begin LISTING

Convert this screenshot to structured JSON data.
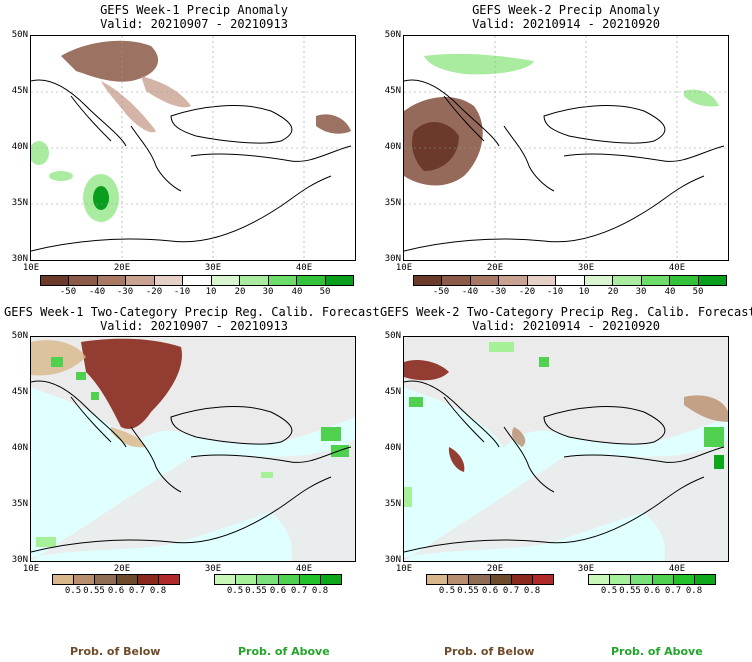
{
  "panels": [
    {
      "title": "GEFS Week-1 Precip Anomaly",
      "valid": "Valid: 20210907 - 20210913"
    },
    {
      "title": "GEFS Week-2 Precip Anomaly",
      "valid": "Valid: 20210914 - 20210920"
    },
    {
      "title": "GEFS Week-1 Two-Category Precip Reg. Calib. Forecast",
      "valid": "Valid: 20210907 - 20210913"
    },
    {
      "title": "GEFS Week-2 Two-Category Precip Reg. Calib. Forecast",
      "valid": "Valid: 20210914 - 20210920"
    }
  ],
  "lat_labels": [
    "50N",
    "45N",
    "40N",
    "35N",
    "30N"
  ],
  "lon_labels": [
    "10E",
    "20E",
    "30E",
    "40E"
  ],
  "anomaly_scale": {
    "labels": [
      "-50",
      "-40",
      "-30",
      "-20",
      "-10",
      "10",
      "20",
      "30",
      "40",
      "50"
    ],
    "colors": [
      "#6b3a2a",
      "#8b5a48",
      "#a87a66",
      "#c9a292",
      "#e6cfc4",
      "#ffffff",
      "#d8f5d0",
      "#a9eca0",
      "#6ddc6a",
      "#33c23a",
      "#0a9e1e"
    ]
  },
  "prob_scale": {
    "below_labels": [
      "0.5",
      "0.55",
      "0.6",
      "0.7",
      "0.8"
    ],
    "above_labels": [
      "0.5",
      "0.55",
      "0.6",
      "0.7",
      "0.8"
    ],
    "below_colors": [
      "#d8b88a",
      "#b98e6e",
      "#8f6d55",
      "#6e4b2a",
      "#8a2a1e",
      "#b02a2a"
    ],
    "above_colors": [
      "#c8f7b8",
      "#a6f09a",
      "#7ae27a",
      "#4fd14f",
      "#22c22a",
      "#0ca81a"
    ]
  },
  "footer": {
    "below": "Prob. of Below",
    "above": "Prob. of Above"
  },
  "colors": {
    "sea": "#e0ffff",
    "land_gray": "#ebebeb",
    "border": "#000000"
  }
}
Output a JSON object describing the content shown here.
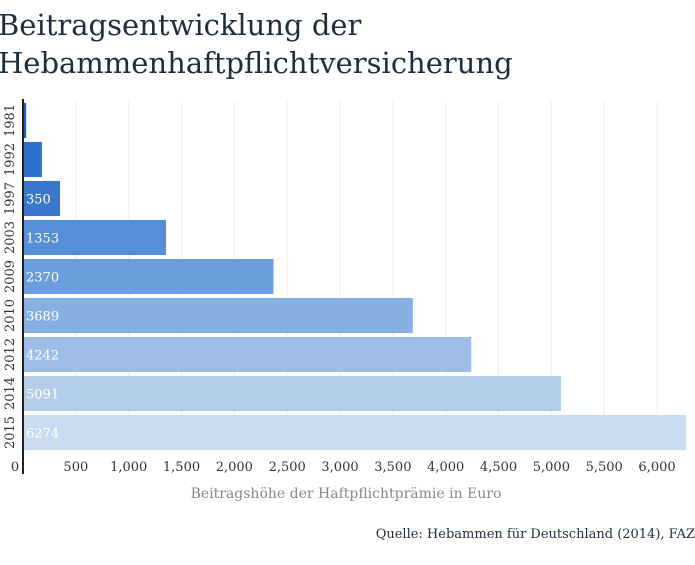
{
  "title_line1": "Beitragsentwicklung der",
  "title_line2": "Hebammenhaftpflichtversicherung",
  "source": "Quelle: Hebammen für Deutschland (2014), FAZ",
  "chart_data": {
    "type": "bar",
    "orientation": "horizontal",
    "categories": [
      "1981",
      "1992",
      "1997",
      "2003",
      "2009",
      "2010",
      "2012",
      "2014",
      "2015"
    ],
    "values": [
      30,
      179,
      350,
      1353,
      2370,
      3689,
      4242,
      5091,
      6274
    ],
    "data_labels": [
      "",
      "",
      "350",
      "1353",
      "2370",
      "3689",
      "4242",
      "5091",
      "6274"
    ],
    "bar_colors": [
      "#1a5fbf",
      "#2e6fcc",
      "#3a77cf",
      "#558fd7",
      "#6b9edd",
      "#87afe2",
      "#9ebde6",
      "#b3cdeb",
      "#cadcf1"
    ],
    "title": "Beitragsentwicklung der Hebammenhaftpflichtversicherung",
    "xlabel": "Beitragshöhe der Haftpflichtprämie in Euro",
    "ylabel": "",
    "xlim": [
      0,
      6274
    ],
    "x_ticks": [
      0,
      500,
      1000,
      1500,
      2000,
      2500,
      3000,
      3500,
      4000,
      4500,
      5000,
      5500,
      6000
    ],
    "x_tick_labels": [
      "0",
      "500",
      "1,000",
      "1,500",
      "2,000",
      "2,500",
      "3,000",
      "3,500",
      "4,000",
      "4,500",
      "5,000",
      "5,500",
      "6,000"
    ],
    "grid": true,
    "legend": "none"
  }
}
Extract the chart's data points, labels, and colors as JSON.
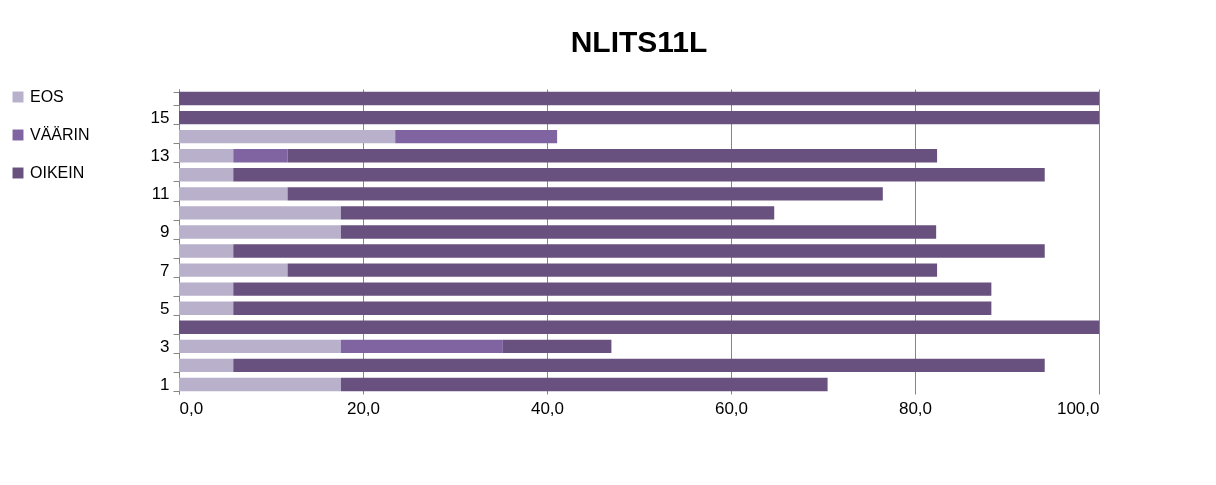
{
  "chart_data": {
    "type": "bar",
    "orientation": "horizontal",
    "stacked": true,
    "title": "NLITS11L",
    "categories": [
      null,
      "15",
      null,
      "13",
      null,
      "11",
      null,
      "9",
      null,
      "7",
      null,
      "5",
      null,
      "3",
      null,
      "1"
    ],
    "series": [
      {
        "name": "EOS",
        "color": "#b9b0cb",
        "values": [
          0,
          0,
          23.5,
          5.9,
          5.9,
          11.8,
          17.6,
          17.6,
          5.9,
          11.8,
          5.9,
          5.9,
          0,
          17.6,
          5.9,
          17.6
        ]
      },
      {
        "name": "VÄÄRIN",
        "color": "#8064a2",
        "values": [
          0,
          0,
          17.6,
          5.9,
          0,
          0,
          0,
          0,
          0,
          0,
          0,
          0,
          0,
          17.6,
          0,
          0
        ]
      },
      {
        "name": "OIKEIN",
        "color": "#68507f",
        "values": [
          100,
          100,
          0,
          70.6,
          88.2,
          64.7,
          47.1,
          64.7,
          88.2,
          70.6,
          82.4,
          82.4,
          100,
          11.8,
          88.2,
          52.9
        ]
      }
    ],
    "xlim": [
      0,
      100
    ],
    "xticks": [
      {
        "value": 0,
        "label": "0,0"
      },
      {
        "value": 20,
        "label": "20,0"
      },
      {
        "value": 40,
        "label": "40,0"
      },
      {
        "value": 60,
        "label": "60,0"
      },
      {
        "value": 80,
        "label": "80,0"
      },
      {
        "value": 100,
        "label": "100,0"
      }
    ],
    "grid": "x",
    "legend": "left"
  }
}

end LISTING

▶ [WORK INSTRUCTIONS]
From the listing above, copy all lines holding the word "JSON".

▶ [TASK ANSWER]
Convert this screenshot to structured JSON data.
Output a JSON object describing the content shown here.
Extract the chart's data points, labels, and colors as JSON.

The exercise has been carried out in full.